In the records below, rewrite the lines starting at the one containing "X-axis label: Windchill" and ending at the one containing "Give bounding boxes", putting "Wind chill" wherever "Windchill" appears and leaving everything else the same.
## Begin STORED DATA
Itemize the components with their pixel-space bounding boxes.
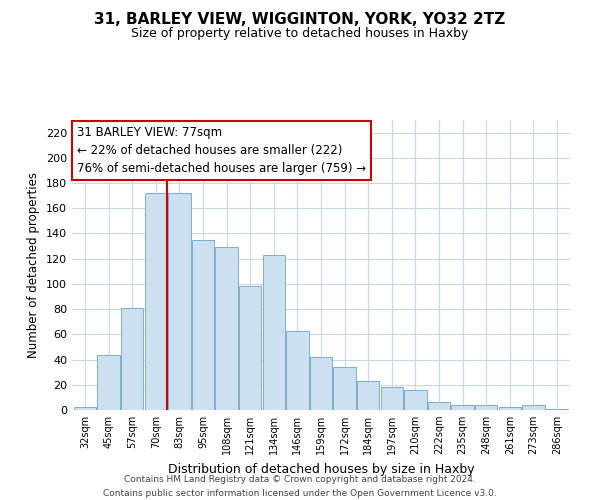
Bar (215, 248, 238, 410)
Bar (239, 286, 262, 410)
Bar (475, 405, 497, 410)
Bar (310, 357, 332, 410)
Text: 31, BARLEY VIEW, WIGGINTON, YORK, YO32 2TZ: 31, BARLEY VIEW, WIGGINTON, YORK, YO32 2… (94, 12, 506, 28)
X-axis label: Distribution of detached houses by size in Haxby: Distribution of detached houses by size … (167, 462, 475, 475)
Bar (286, 330, 308, 410)
Bar (74, 408, 96, 410)
Bar (334, 367, 356, 410)
Bar (121, 308, 143, 410)
Bar (168, 193, 191, 410)
Bar (357, 381, 379, 410)
Bar (499, 408, 521, 410)
Bar (263, 255, 285, 410)
Bar (428, 402, 450, 410)
Text: Size of property relative to detached houses in Haxby: Size of property relative to detached ho… (131, 28, 469, 40)
Bar (522, 405, 545, 410)
Bar (97, 354, 120, 410)
Bar (451, 405, 474, 410)
Bar (380, 388, 403, 410)
Y-axis label: Number of detached properties: Number of detached properties (28, 172, 40, 358)
Text: Contains HM Land Registry data © Crown copyright and database right 2024.
Contai: Contains HM Land Registry data © Crown c… (103, 476, 497, 498)
Bar (404, 390, 427, 410)
Bar (145, 193, 167, 410)
Text: 31 BARLEY VIEW: 77sqm
← 22% of detached houses are smaller (222)
76% of semi-det: 31 BARLEY VIEW: 77sqm ← 22% of detached … (77, 126, 366, 175)
Bar (546, 408, 568, 410)
Bar (192, 240, 214, 410)
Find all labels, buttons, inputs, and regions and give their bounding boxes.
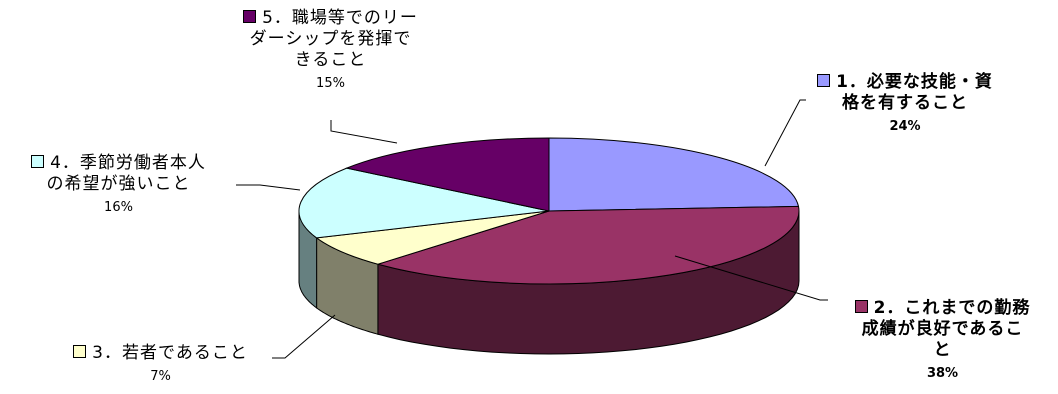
leader-line-2: [674, 255, 828, 301]
legend-label-2: 2．これまでの勤務 成績が良好であるこ と 38%: [830, 298, 1055, 384]
leader-line-4: [236, 184, 301, 191]
slice-3-percent: 7%: [150, 369, 171, 384]
slice-4-percent: 16%: [104, 200, 133, 215]
slice-4-swatch: [31, 155, 45, 168]
slice-1-swatch: [817, 74, 831, 87]
legend-label-4: 4．季節労働者本人 の希望が強いこと 16%: [6, 153, 231, 218]
slice-3-swatch: [73, 345, 87, 358]
leader-line-3: [272, 314, 336, 359]
slice-4-top: [298, 167, 550, 239]
slice-1-percent: 24%: [889, 119, 921, 134]
legend-label-3: 3．若者であること 7%: [48, 343, 273, 387]
slice-1-top: [548, 137, 800, 212]
slice-5-swatch: [243, 10, 257, 23]
leader-line-5: [330, 120, 398, 144]
slice-5-percent: 15%: [316, 76, 345, 91]
slice-2-swatch: [854, 300, 868, 313]
leader-line-1: [764, 99, 806, 167]
legend-label-1: 1．必要な技能・資 格を有すること 24%: [800, 72, 1010, 137]
legend-label-5: 5．職場等でのリー ダーシップを発揮で きること 15%: [218, 8, 443, 94]
slice-2-top: [376, 205, 800, 285]
slice-2-percent: 38%: [926, 366, 959, 381]
slice-3-top: [315, 210, 550, 265]
slice-5-top: [344, 137, 550, 212]
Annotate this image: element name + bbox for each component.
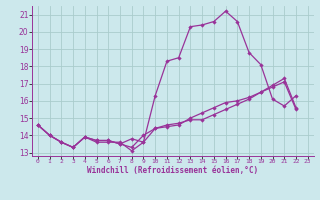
X-axis label: Windchill (Refroidissement éolien,°C): Windchill (Refroidissement éolien,°C): [87, 166, 258, 175]
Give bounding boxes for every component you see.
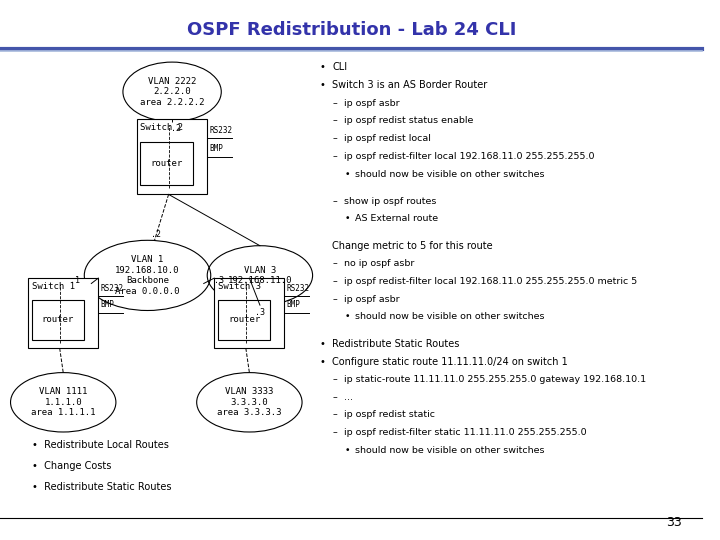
Text: VLAN 1111
1.1.1.0
area 1.1.1.1: VLAN 1111 1.1.1.0 area 1.1.1.1 xyxy=(31,387,96,417)
Text: RS232: RS232 xyxy=(210,126,233,134)
Text: .2: .2 xyxy=(151,230,161,239)
Text: 33: 33 xyxy=(665,516,681,529)
Text: OSPF Redistribution - Lab 24 CLI: OSPF Redistribution - Lab 24 CLI xyxy=(186,21,516,39)
Text: BMP: BMP xyxy=(210,144,223,153)
Text: Switch 1: Switch 1 xyxy=(32,282,75,291)
Text: •  Redistribute Static Routes: • Redistribute Static Routes xyxy=(32,482,171,491)
Text: CLI: CLI xyxy=(332,63,347,72)
Text: router: router xyxy=(228,315,260,325)
Text: –: – xyxy=(332,99,337,107)
Text: ip ospf redist-filter local 192.168.11.0 255.255.255.0: ip ospf redist-filter local 192.168.11.0… xyxy=(344,152,595,161)
Text: AS External route: AS External route xyxy=(355,214,438,224)
Text: –: – xyxy=(332,117,337,125)
Text: •: • xyxy=(344,214,350,224)
Text: ip static-route 11.11.11.0 255.255.255.0 gateway 192.168.10.1: ip static-route 11.11.11.0 255.255.255.0… xyxy=(344,375,647,384)
Text: Switch 2: Switch 2 xyxy=(140,123,184,132)
Text: VLAN 3
192.168.11.0: VLAN 3 192.168.11.0 xyxy=(228,266,292,285)
Text: ip ospf redist status enable: ip ospf redist status enable xyxy=(344,117,474,125)
Text: VLAN 2222
2.2.2.0
area 2.2.2.2: VLAN 2222 2.2.2.0 area 2.2.2.2 xyxy=(140,77,204,107)
Text: .3: .3 xyxy=(255,308,265,317)
FancyBboxPatch shape xyxy=(28,278,99,348)
Text: •  Redistribute Local Routes: • Redistribute Local Routes xyxy=(32,441,168,450)
Text: ip ospf redist-filter static 11.11.11.0 255.255.255.0: ip ospf redist-filter static 11.11.11.0 … xyxy=(344,428,587,437)
Text: VLAN 3333
3.3.3.0
area 3.3.3.3: VLAN 3333 3.3.3.0 area 3.3.3.3 xyxy=(217,387,282,417)
Text: •: • xyxy=(344,446,350,455)
Text: .3: .3 xyxy=(214,276,223,285)
Text: Switch 3: Switch 3 xyxy=(217,282,261,291)
Text: ...: ... xyxy=(344,393,354,402)
Text: –: – xyxy=(332,295,337,303)
Text: •: • xyxy=(320,356,325,367)
Text: BMP: BMP xyxy=(101,300,114,309)
Text: •: • xyxy=(344,170,350,179)
Text: Change metric to 5 for this route: Change metric to 5 for this route xyxy=(332,241,493,251)
Text: –: – xyxy=(332,428,337,437)
Text: •: • xyxy=(320,339,325,349)
Text: –: – xyxy=(332,134,337,143)
Text: –: – xyxy=(332,152,337,161)
Text: –: – xyxy=(332,259,337,268)
FancyBboxPatch shape xyxy=(217,300,271,340)
Text: •  Change Costs: • Change Costs xyxy=(32,461,111,471)
Text: •: • xyxy=(320,80,325,90)
Text: •: • xyxy=(320,63,325,72)
Text: ip ospf asbr: ip ospf asbr xyxy=(344,295,400,303)
FancyBboxPatch shape xyxy=(215,278,284,348)
FancyBboxPatch shape xyxy=(32,300,84,340)
Text: RS232: RS232 xyxy=(101,284,124,293)
Text: router: router xyxy=(42,315,74,325)
Text: Configure static route 11.11.11.0/24 on switch 1: Configure static route 11.11.11.0/24 on … xyxy=(332,356,568,367)
Text: •: • xyxy=(344,313,350,321)
Text: RS232: RS232 xyxy=(287,284,310,293)
Text: .2: .2 xyxy=(171,124,181,133)
Text: no ip ospf asbr: no ip ospf asbr xyxy=(344,259,415,268)
Text: .1: .1 xyxy=(70,276,80,285)
Text: should now be visible on other switches: should now be visible on other switches xyxy=(355,446,544,455)
Text: –: – xyxy=(332,410,337,420)
Text: VLAN 1
192.168.10.0
Backbone
Area 0.0.0.0: VLAN 1 192.168.10.0 Backbone Area 0.0.0.… xyxy=(115,255,180,295)
FancyBboxPatch shape xyxy=(140,142,193,185)
Text: should now be visible on other switches: should now be visible on other switches xyxy=(355,170,544,179)
Text: Redistribute Static Routes: Redistribute Static Routes xyxy=(332,339,459,349)
Text: BMP: BMP xyxy=(287,300,300,309)
Text: should now be visible on other switches: should now be visible on other switches xyxy=(355,313,544,321)
Text: Switch 3 is an AS Border Router: Switch 3 is an AS Border Router xyxy=(332,80,487,90)
Text: ip ospf redist local: ip ospf redist local xyxy=(344,134,431,143)
Text: –: – xyxy=(332,197,337,206)
Text: –: – xyxy=(332,277,337,286)
Text: ip ospf redist-filter local 192.168.11.0 255.255.255.0 metric 5: ip ospf redist-filter local 192.168.11.0… xyxy=(344,277,637,286)
Text: ip ospf redist static: ip ospf redist static xyxy=(344,410,435,420)
FancyBboxPatch shape xyxy=(137,119,207,194)
Text: ip ospf asbr: ip ospf asbr xyxy=(344,99,400,107)
Text: –: – xyxy=(332,375,337,384)
Text: –: – xyxy=(332,393,337,402)
Text: show ip ospf routes: show ip ospf routes xyxy=(344,197,436,206)
Text: router: router xyxy=(150,159,183,168)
## End STORED DATA
TASK SOLUTION:
X-axis label: Wind chill (Refroidissement éolien,°C): Wind chill (Refroidissement éolien,°C): [87, 166, 258, 175]
Give bounding boxes for every component you see.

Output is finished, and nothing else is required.